Records that describe figures
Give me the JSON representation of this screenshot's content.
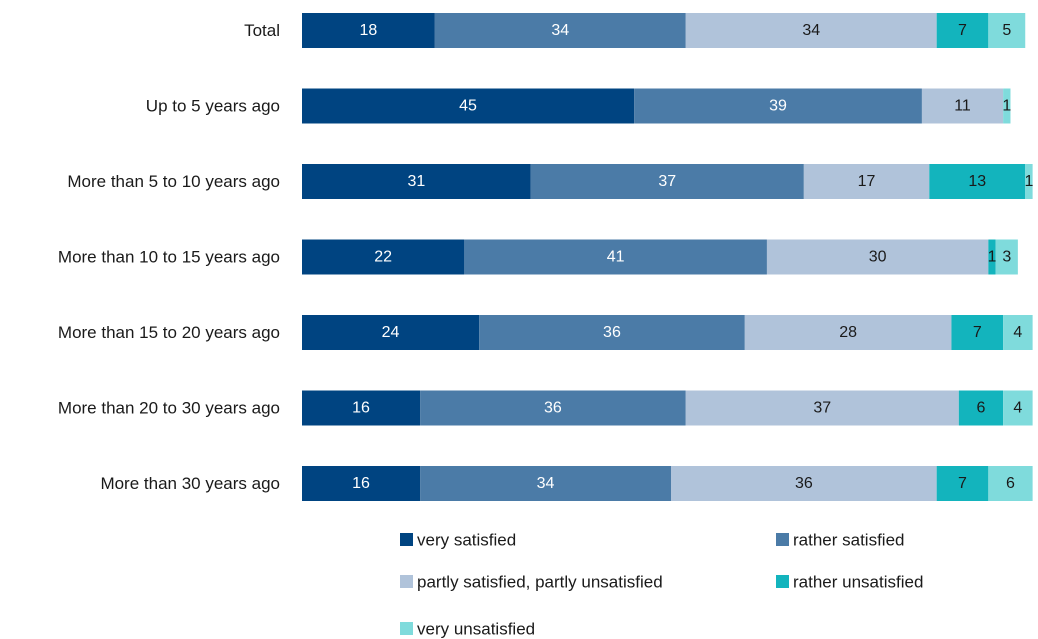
{
  "chart_data": {
    "type": "bar",
    "orientation": "horizontal",
    "stacked": true,
    "title": "",
    "xlabel": "",
    "ylabel": "",
    "xlim": [
      0,
      100
    ],
    "grid": false,
    "legend_position": "bottom",
    "categories": [
      "Total",
      "Up to 5 years ago",
      "More than 5 to 10 years ago",
      "More than 10 to 15 years ago",
      "More than 15 to 20 years ago",
      "More than 20 to 30 years ago",
      "More than 30 years ago"
    ],
    "series": [
      {
        "name": "very satisfied",
        "color": "#004481",
        "label_color": "#ffffff",
        "values": [
          18,
          45,
          31,
          22,
          24,
          16,
          16
        ]
      },
      {
        "name": "rather satisfied",
        "color": "#4b7ba7",
        "label_color": "#ffffff",
        "values": [
          34,
          39,
          37,
          41,
          36,
          36,
          34
        ]
      },
      {
        "name": "partly satisfied, partly unsatisfied",
        "color": "#b0c3da",
        "label_color": "#1a1a1a",
        "values": [
          34,
          11,
          17,
          30,
          28,
          37,
          36
        ]
      },
      {
        "name": "rather unsatisfied",
        "color": "#13b4bd",
        "label_color": "#1a1a1a",
        "values": [
          7,
          0,
          13,
          1,
          7,
          6,
          7
        ]
      },
      {
        "name": "very unsatisfied",
        "color": "#7fdbdc",
        "label_color": "#1a1a1a",
        "values": [
          5,
          1,
          1,
          3,
          4,
          4,
          6
        ]
      }
    ]
  }
}
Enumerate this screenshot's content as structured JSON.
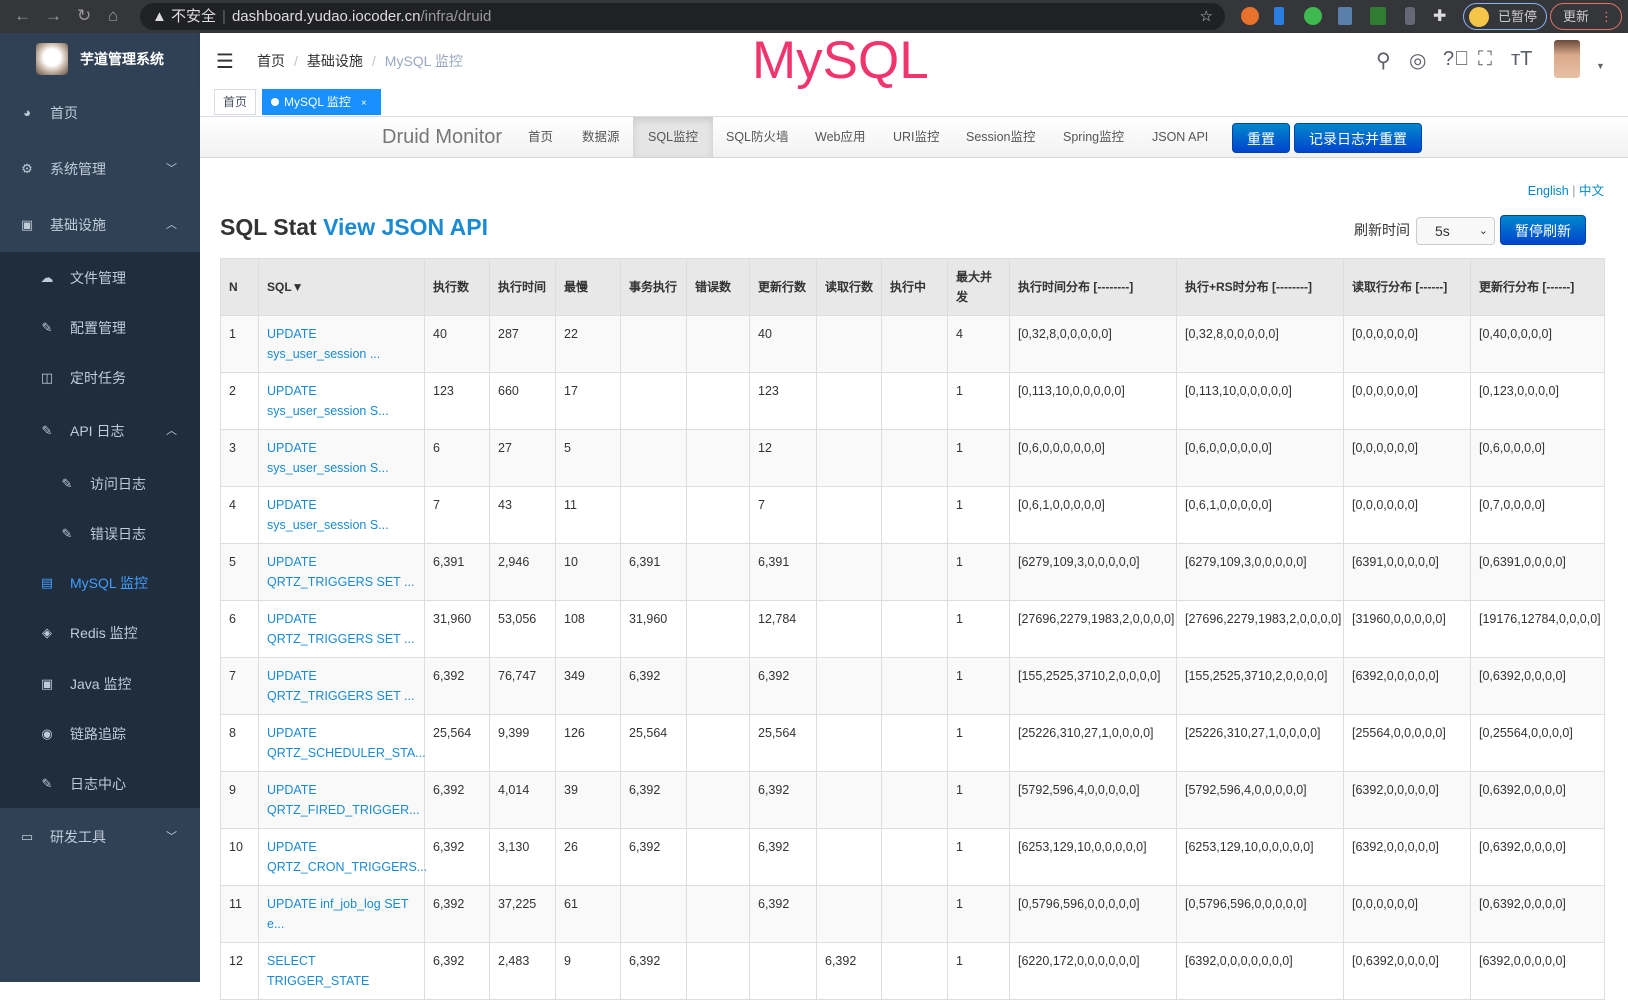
{
  "browser": {
    "insecure_label": "不安全",
    "url_host": "dashboard.yudao.iocoder.cn",
    "url_path": "/infra/druid",
    "paused_label": "已暂停",
    "update_label": "更新"
  },
  "sidebar": {
    "title": "芋道管理系统",
    "items": [
      {
        "label": "首页",
        "icon": "dashboard-icon"
      },
      {
        "label": "系统管理",
        "icon": "gear-icon",
        "chevron": "down"
      },
      {
        "label": "基础设施",
        "icon": "monitor-icon",
        "chevron": "up"
      },
      {
        "label": "文件管理",
        "icon": "upload-icon"
      },
      {
        "label": "配置管理",
        "icon": "edit-icon"
      },
      {
        "label": "定时任务",
        "icon": "job-icon"
      },
      {
        "label": "API 日志",
        "icon": "log-icon",
        "chevron": "up"
      },
      {
        "label": "访问日志",
        "icon": "log-icon"
      },
      {
        "label": "错误日志",
        "icon": "log-icon"
      },
      {
        "label": "MySQL 监控",
        "icon": "database-icon",
        "active": true
      },
      {
        "label": "Redis 监控",
        "icon": "redis-icon"
      },
      {
        "label": "Java 监控",
        "icon": "monitor-icon"
      },
      {
        "label": "链路追踪",
        "icon": "eye-icon"
      },
      {
        "label": "日志中心",
        "icon": "log-icon"
      },
      {
        "label": "研发工具",
        "icon": "toolbox-icon",
        "chevron": "down"
      }
    ]
  },
  "navbar": {
    "breadcrumb": [
      "首页",
      "基础设施",
      "MySQL 监控"
    ],
    "overlay_title": "MySQL"
  },
  "tags": {
    "items": [
      "首页",
      "MySQL 监控"
    ],
    "close": "×"
  },
  "druid": {
    "brand": "Druid Monitor",
    "nav": [
      "首页",
      "数据源",
      "SQL监控",
      "SQL防火墙",
      "Web应用",
      "URI监控",
      "Session监控",
      "Spring监控",
      "JSON API"
    ],
    "active_nav": "SQL监控",
    "reset_label": "重置",
    "log_reset_label": "记录日志并重置",
    "lang_en": "English",
    "lang_sep": "|",
    "lang_zh": "中文",
    "title": "SQL Stat",
    "title_link": "View JSON API",
    "refresh_label": "刷新时间",
    "refresh_value": "5s",
    "pause_label": "暂停刷新",
    "accent": "#0088cc"
  },
  "table": {
    "headers": [
      "N",
      "SQL▼",
      "执行数",
      "执行时间",
      "最慢",
      "事务执行",
      "错误数",
      "更新行数",
      "读取行数",
      "执行中",
      "最大并发",
      "执行时间分布 [--------]",
      "执行+RS时分布 [--------]",
      "读取行分布 [------]",
      "更新行分布 [------]"
    ],
    "rows": [
      [
        "1",
        "UPDATE sys_user_session ...",
        "40",
        "287",
        "22",
        "",
        "",
        "40",
        "",
        "",
        "4",
        "[0,32,8,0,0,0,0,0]",
        "[0,32,8,0,0,0,0,0]",
        "[0,0,0,0,0,0]",
        "[0,40,0,0,0,0]"
      ],
      [
        "2",
        "UPDATE sys_user_session S...",
        "123",
        "660",
        "17",
        "",
        "",
        "123",
        "",
        "",
        "1",
        "[0,113,10,0,0,0,0,0]",
        "[0,113,10,0,0,0,0,0]",
        "[0,0,0,0,0,0]",
        "[0,123,0,0,0,0]"
      ],
      [
        "3",
        "UPDATE sys_user_session S...",
        "6",
        "27",
        "5",
        "",
        "",
        "12",
        "",
        "",
        "1",
        "[0,6,0,0,0,0,0,0]",
        "[0,6,0,0,0,0,0,0]",
        "[0,0,0,0,0,0]",
        "[0,6,0,0,0,0]"
      ],
      [
        "4",
        "UPDATE sys_user_session S...",
        "7",
        "43",
        "11",
        "",
        "",
        "7",
        "",
        "",
        "1",
        "[0,6,1,0,0,0,0,0]",
        "[0,6,1,0,0,0,0,0]",
        "[0,0,0,0,0,0]",
        "[0,7,0,0,0,0]"
      ],
      [
        "5",
        "UPDATE QRTZ_TRIGGERS SET ...",
        "6,391",
        "2,946",
        "10",
        "6,391",
        "",
        "6,391",
        "",
        "",
        "1",
        "[6279,109,3,0,0,0,0,0]",
        "[6279,109,3,0,0,0,0,0]",
        "[6391,0,0,0,0,0]",
        "[0,6391,0,0,0,0]"
      ],
      [
        "6",
        "UPDATE QRTZ_TRIGGERS SET ...",
        "31,960",
        "53,056",
        "108",
        "31,960",
        "",
        "12,784",
        "",
        "",
        "1",
        "[27696,2279,1983,2,0,0,0,0]",
        "[27696,2279,1983,2,0,0,0,0]",
        "[31960,0,0,0,0,0]",
        "[19176,12784,0,0,0,0]"
      ],
      [
        "7",
        "UPDATE QRTZ_TRIGGERS SET ...",
        "6,392",
        "76,747",
        "349",
        "6,392",
        "",
        "6,392",
        "",
        "",
        "1",
        "[155,2525,3710,2,0,0,0,0]",
        "[155,2525,3710,2,0,0,0,0]",
        "[6392,0,0,0,0,0]",
        "[0,6392,0,0,0,0]"
      ],
      [
        "8",
        "UPDATE QRTZ_SCHEDULER_STA...",
        "25,564",
        "9,399",
        "126",
        "25,564",
        "",
        "25,564",
        "",
        "",
        "1",
        "[25226,310,27,1,0,0,0,0]",
        "[25226,310,27,1,0,0,0,0]",
        "[25564,0,0,0,0,0]",
        "[0,25564,0,0,0,0]"
      ],
      [
        "9",
        "UPDATE QRTZ_FIRED_TRIGGER...",
        "6,392",
        "4,014",
        "39",
        "6,392",
        "",
        "6,392",
        "",
        "",
        "1",
        "[5792,596,4,0,0,0,0,0]",
        "[5792,596,4,0,0,0,0,0]",
        "[6392,0,0,0,0,0]",
        "[0,6392,0,0,0,0]"
      ],
      [
        "10",
        "UPDATE QRTZ_CRON_TRIGGERS...",
        "6,392",
        "3,130",
        "26",
        "6,392",
        "",
        "6,392",
        "",
        "",
        "1",
        "[6253,129,10,0,0,0,0,0]",
        "[6253,129,10,0,0,0,0,0]",
        "[6392,0,0,0,0,0]",
        "[0,6392,0,0,0,0]"
      ],
      [
        "11",
        "UPDATE inf_job_log SET e...",
        "6,392",
        "37,225",
        "61",
        "",
        "",
        "6,392",
        "",
        "",
        "1",
        "[0,5796,596,0,0,0,0,0]",
        "[0,5796,596,0,0,0,0,0]",
        "[0,0,0,0,0,0]",
        "[0,6392,0,0,0,0]"
      ],
      [
        "12",
        "SELECT TRIGGER_STATE",
        "6,392",
        "2,483",
        "9",
        "6,392",
        "",
        "",
        "6,392",
        "",
        "1",
        "[6220,172,0,0,0,0,0,0]",
        "[6392,0,0,0,0,0,0,0]",
        "[0,6392,0,0,0,0]",
        "[6392,0,0,0,0,0]"
      ]
    ]
  }
}
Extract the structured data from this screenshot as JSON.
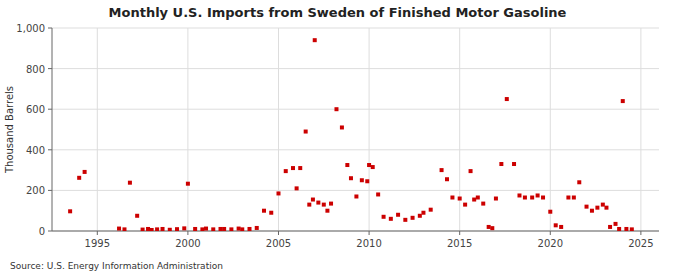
{
  "chart_data": {
    "type": "scatter",
    "title": "Monthly U.S. Imports from Sweden of Finished Motor Gasoline",
    "ylabel": "Thousand Barrels",
    "source": "Source: U.S. Energy Information Administration",
    "color": "#cc0000",
    "marker": "square",
    "grid": true,
    "xlim": [
      1992.5,
      2026.0
    ],
    "ylim": [
      0,
      1000
    ],
    "xticks": [
      1995,
      2000,
      2005,
      2010,
      2015,
      2020,
      2025
    ],
    "yticks": [
      0,
      200,
      400,
      600,
      800,
      {
        "value": 1000,
        "label": "1,000"
      }
    ],
    "x": [
      1993.5,
      1994.0,
      1994.3,
      1996.2,
      1996.5,
      1996.8,
      1997.2,
      1997.5,
      1997.8,
      1998.0,
      1998.3,
      1998.6,
      1999.0,
      1999.4,
      1999.8,
      2000.0,
      2000.4,
      2000.8,
      2001.0,
      2001.4,
      2001.8,
      2002.0,
      2002.4,
      2002.8,
      2003.0,
      2003.4,
      2003.8,
      2004.2,
      2004.6,
      2005.0,
      2005.4,
      2005.8,
      2006.0,
      2006.2,
      2006.5,
      2006.7,
      2006.9,
      2007.0,
      2007.2,
      2007.5,
      2007.7,
      2007.9,
      2008.2,
      2008.5,
      2008.8,
      2009.0,
      2009.3,
      2009.6,
      2009.9,
      2010.0,
      2010.2,
      2010.5,
      2010.8,
      2011.2,
      2011.6,
      2012.0,
      2012.4,
      2012.8,
      2013.0,
      2013.4,
      2014.0,
      2014.3,
      2014.6,
      2015.0,
      2015.3,
      2015.6,
      2015.8,
      2016.0,
      2016.3,
      2016.6,
      2016.8,
      2017.0,
      2017.3,
      2017.6,
      2018.0,
      2018.3,
      2018.6,
      2019.0,
      2019.3,
      2019.6,
      2020.0,
      2020.3,
      2020.6,
      2021.0,
      2021.3,
      2021.6,
      2022.0,
      2022.3,
      2022.6,
      2022.9,
      2023.1,
      2023.3,
      2023.6,
      2023.8,
      2024.0,
      2024.2,
      2024.5
    ],
    "values": [
      97,
      262,
      291,
      12,
      8,
      238,
      75,
      7,
      10,
      5,
      8,
      10,
      6,
      9,
      13,
      233,
      10,
      8,
      12,
      8,
      10,
      10,
      8,
      12,
      8,
      10,
      15,
      100,
      90,
      185,
      295,
      310,
      210,
      310,
      490,
      130,
      155,
      940,
      140,
      130,
      100,
      135,
      600,
      510,
      325,
      260,
      170,
      250,
      245,
      325,
      315,
      180,
      70,
      60,
      80,
      55,
      65,
      75,
      90,
      105,
      300,
      255,
      165,
      160,
      130,
      295,
      155,
      165,
      135,
      20,
      14,
      160,
      330,
      650,
      330,
      175,
      165,
      165,
      175,
      165,
      95,
      28,
      20,
      165,
      165,
      240,
      120,
      100,
      115,
      130,
      115,
      20,
      35,
      10,
      640,
      10,
      8
    ]
  }
}
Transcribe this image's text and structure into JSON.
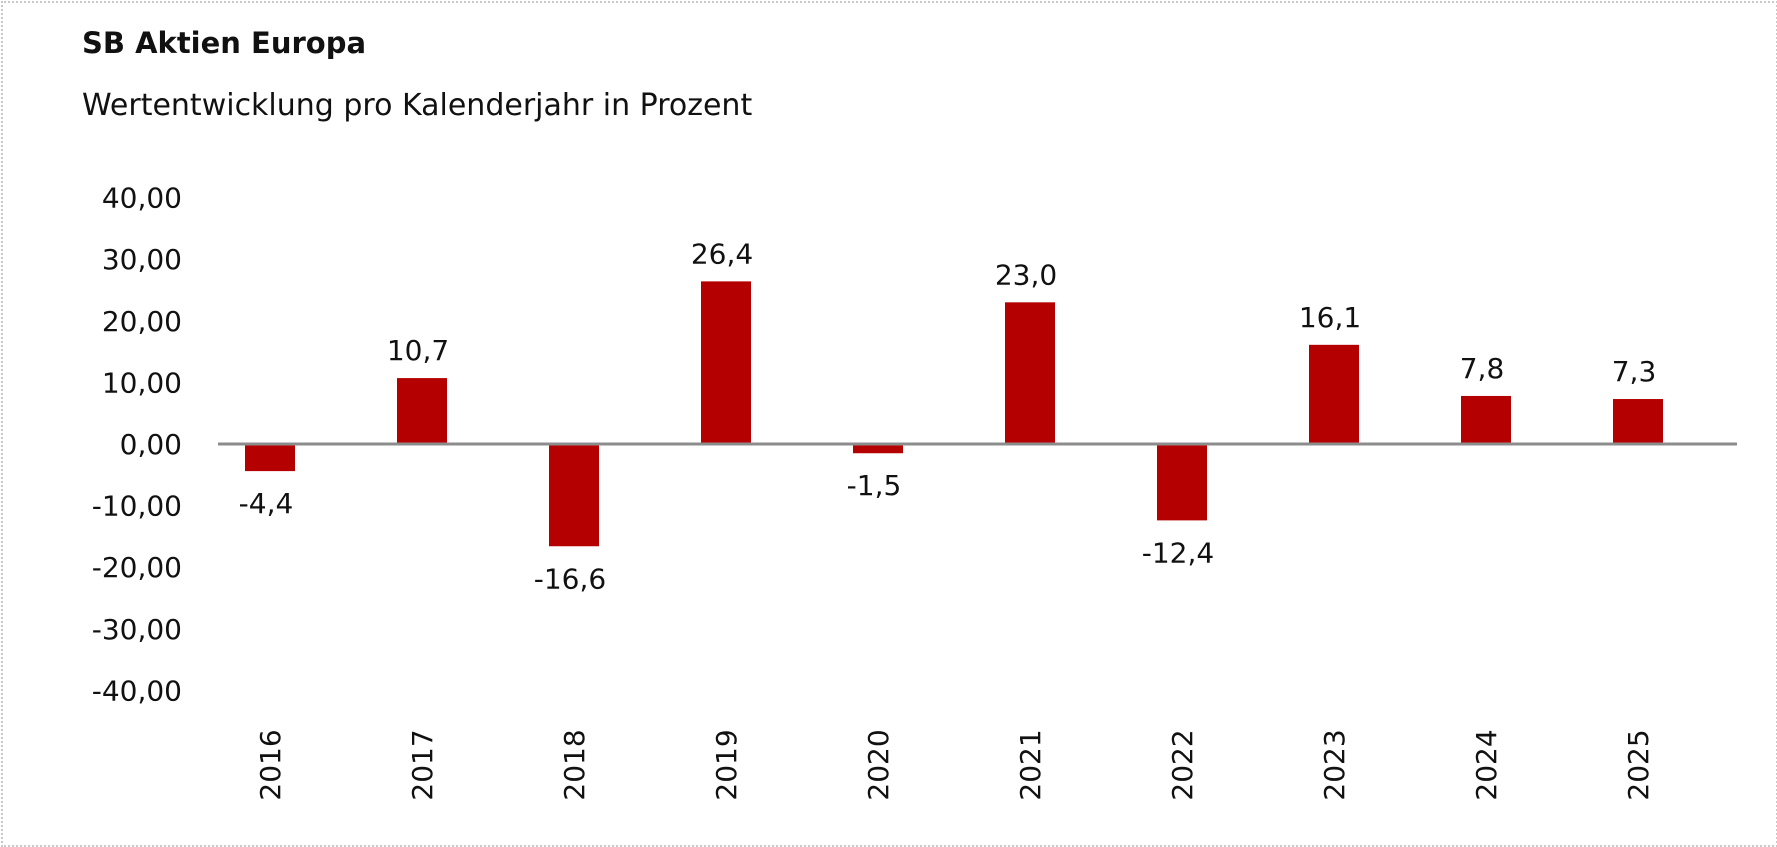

## [GIVEN TASK]
What is the number of lines in the data that hold the string "rather"? Answer with the number only.

## [FINAL ANSWER]
2